## START Given records
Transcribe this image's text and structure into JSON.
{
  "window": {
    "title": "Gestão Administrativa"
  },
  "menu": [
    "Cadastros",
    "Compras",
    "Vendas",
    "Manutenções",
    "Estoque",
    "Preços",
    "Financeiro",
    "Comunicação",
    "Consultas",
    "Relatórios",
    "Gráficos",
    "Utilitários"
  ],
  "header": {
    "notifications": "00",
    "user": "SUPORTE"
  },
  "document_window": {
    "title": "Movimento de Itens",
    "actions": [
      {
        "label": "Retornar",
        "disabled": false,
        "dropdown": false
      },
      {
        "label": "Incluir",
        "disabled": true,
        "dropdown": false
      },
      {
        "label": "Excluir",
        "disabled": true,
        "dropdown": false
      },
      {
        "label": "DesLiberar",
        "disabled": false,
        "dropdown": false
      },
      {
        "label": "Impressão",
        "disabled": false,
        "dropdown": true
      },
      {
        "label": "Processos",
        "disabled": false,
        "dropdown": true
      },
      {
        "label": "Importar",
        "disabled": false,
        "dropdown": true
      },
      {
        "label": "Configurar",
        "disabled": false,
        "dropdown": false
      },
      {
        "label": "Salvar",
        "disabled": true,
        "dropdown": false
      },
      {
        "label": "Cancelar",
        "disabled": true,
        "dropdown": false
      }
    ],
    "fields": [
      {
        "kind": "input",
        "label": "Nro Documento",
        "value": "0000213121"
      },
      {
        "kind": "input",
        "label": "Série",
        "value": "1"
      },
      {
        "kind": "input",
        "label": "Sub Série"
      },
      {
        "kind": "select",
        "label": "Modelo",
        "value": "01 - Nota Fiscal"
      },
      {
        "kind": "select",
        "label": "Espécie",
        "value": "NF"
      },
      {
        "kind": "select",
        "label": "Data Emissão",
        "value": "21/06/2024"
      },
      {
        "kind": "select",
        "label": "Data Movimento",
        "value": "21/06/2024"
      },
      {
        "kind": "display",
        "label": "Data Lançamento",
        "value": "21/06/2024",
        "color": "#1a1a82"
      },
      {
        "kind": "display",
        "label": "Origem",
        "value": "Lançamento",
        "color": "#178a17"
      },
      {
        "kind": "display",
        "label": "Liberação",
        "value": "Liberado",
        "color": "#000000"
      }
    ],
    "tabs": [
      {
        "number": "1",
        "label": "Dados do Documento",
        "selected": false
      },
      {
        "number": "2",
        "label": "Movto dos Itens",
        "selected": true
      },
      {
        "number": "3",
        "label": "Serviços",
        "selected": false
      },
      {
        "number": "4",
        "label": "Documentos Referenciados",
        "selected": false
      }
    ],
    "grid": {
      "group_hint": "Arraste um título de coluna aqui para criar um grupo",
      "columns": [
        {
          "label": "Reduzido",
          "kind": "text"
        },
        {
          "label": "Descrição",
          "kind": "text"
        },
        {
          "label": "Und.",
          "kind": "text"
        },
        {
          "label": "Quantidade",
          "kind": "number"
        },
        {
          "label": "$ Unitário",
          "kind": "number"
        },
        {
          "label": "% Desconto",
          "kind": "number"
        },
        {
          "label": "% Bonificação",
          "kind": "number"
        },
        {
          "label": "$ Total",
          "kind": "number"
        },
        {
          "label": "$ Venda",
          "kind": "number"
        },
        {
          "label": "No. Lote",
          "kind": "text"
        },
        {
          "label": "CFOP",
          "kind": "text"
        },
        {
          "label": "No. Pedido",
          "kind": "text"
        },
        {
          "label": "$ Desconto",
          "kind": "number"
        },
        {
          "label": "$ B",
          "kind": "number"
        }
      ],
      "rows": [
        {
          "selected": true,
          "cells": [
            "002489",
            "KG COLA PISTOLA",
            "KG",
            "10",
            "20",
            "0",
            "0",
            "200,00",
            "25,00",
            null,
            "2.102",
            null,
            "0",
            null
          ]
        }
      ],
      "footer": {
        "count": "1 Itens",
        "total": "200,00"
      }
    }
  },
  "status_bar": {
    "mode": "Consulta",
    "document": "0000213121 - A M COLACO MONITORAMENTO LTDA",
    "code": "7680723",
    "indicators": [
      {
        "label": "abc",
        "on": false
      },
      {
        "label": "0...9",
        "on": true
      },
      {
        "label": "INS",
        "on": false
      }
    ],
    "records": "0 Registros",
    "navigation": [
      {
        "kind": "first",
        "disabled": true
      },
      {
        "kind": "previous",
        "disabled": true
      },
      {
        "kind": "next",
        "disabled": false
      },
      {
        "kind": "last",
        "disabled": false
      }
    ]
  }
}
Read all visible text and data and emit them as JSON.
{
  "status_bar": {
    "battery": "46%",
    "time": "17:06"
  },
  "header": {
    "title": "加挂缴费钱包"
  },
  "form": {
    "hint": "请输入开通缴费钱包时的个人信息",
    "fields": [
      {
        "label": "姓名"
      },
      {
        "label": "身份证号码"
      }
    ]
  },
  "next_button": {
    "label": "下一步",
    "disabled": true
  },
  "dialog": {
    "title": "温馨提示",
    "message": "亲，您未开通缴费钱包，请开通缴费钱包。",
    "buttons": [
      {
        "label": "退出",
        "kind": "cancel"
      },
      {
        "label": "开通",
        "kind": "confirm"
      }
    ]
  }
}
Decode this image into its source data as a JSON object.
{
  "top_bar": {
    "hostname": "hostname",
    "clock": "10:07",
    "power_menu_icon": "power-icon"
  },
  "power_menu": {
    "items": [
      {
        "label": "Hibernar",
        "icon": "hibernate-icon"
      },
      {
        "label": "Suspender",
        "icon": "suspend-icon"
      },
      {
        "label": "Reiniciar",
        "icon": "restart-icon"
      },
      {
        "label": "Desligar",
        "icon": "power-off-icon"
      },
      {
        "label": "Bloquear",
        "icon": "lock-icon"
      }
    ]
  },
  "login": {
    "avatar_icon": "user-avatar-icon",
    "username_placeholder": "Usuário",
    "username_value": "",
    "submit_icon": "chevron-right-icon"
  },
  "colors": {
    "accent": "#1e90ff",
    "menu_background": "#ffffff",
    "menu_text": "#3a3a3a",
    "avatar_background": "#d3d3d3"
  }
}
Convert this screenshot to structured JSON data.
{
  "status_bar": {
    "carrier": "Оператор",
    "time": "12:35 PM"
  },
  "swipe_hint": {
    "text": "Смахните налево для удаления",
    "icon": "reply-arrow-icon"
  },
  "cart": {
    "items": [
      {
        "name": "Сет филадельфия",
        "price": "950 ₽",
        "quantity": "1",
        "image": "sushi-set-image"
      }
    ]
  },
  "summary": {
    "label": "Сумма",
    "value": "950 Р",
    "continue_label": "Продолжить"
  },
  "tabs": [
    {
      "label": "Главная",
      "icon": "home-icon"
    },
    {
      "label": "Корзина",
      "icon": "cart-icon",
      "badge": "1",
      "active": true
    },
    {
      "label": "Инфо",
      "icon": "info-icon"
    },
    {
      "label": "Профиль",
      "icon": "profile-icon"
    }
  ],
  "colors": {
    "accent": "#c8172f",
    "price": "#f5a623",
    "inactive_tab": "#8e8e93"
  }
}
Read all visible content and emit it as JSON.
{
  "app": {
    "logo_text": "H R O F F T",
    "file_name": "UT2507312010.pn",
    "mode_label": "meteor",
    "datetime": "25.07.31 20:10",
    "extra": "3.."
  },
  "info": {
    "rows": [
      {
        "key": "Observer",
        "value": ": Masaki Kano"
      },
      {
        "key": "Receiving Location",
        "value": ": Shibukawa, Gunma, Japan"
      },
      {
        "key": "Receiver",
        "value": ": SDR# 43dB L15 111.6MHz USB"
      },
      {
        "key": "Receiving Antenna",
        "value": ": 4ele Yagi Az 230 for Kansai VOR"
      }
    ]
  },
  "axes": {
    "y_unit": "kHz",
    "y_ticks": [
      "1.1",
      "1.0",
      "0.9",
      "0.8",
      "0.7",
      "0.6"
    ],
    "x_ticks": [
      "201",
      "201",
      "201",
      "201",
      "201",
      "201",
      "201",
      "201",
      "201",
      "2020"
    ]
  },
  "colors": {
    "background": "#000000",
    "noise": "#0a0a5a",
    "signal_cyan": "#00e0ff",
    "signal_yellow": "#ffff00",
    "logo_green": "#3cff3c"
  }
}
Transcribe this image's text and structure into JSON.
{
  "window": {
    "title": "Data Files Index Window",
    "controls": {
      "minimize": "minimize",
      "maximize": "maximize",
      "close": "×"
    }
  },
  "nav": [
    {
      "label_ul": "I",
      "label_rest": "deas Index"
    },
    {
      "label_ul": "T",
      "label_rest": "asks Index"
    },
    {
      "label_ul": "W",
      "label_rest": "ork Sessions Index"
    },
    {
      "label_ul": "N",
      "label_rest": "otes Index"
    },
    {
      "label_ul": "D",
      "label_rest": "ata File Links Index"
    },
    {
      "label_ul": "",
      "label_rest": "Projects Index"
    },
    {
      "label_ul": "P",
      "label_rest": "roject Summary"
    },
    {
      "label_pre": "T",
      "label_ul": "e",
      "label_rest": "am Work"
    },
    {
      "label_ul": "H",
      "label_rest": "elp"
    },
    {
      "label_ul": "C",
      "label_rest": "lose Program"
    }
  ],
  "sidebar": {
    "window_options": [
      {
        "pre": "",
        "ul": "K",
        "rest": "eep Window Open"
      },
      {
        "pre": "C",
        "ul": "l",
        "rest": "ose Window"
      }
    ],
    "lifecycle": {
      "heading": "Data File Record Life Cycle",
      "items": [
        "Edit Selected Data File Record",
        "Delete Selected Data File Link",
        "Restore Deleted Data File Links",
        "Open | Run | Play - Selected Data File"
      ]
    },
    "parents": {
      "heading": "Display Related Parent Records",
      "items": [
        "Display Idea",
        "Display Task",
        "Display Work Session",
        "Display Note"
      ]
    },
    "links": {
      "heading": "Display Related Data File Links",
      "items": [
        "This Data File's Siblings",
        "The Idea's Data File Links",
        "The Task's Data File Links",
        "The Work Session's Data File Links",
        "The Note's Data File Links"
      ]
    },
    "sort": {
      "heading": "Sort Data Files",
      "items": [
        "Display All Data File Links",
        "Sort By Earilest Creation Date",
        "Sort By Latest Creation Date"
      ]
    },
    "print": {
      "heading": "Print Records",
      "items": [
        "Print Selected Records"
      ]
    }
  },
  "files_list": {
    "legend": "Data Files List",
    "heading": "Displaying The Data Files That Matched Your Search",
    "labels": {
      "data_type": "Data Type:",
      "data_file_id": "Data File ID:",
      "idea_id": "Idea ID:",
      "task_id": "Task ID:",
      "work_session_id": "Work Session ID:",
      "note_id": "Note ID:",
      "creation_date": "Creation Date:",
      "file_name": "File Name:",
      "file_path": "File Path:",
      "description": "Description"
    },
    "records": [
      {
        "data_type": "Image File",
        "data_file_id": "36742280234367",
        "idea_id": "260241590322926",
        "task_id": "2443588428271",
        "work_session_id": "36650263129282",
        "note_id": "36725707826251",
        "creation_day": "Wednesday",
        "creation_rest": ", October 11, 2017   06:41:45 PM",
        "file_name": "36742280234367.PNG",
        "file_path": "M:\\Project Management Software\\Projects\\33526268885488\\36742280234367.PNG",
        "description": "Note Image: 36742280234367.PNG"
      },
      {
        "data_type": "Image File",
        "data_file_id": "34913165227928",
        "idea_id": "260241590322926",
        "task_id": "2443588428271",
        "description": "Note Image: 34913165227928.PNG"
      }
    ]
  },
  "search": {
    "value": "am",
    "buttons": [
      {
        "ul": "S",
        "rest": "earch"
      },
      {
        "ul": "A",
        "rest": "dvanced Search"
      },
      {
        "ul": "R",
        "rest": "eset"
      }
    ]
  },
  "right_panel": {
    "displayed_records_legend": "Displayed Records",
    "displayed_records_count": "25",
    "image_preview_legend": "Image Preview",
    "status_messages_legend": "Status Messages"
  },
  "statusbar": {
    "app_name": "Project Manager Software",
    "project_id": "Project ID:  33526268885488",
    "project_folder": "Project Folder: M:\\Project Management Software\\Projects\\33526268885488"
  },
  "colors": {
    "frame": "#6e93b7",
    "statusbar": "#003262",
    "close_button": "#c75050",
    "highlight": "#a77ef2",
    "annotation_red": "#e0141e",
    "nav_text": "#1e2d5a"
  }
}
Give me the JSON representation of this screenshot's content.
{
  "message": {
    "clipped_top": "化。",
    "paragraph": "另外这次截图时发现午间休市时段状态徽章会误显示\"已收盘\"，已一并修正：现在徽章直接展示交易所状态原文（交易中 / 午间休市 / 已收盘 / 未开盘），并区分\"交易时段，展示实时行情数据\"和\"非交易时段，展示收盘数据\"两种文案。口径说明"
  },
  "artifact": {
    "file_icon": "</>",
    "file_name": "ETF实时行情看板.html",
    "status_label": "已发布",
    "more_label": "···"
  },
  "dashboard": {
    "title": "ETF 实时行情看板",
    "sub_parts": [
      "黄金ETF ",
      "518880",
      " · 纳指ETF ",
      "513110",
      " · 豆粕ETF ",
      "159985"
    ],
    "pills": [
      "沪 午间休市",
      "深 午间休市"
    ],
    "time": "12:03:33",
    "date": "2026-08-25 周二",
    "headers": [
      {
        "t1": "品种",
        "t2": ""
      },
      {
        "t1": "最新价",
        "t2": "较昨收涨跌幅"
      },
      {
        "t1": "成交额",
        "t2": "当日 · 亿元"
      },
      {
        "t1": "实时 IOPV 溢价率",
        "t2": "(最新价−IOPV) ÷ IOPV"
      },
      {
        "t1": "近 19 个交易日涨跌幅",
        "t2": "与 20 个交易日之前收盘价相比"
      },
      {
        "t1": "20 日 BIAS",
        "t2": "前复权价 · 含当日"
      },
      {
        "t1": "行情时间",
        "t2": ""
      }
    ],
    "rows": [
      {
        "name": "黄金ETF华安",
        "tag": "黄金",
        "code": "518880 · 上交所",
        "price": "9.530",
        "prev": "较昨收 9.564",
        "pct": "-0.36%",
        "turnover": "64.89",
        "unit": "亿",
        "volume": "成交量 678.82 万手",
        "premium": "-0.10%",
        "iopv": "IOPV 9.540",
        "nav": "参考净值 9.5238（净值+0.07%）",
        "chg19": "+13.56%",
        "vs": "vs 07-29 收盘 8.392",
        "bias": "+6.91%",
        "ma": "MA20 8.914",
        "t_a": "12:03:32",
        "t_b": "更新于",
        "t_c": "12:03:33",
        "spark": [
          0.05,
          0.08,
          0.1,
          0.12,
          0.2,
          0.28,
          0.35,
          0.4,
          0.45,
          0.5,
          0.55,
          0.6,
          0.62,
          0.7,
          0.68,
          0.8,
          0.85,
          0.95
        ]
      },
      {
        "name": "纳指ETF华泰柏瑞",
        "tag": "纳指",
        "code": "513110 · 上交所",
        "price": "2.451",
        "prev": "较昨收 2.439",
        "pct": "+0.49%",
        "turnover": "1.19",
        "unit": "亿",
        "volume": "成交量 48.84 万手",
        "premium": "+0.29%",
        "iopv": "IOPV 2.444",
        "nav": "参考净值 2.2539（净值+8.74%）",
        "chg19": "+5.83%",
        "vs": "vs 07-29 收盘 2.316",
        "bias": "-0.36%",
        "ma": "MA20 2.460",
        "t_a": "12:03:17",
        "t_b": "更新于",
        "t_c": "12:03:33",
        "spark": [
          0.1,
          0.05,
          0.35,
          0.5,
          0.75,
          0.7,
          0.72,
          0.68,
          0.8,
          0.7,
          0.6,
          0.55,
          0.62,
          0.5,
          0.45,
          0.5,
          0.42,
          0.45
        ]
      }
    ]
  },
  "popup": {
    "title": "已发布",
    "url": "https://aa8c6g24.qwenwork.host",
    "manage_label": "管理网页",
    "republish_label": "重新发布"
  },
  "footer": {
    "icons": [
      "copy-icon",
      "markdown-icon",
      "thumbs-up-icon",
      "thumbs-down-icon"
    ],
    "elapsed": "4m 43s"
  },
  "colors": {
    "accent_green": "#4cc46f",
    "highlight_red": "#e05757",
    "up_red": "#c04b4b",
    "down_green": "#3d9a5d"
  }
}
## END Given records
## Task directions
Identify the lines that hold the word "screenshot". Copy every one of them.

## Completed task
Convert this screenshot to structured JSON data.
Give me the JSON representation of this screenshot's content.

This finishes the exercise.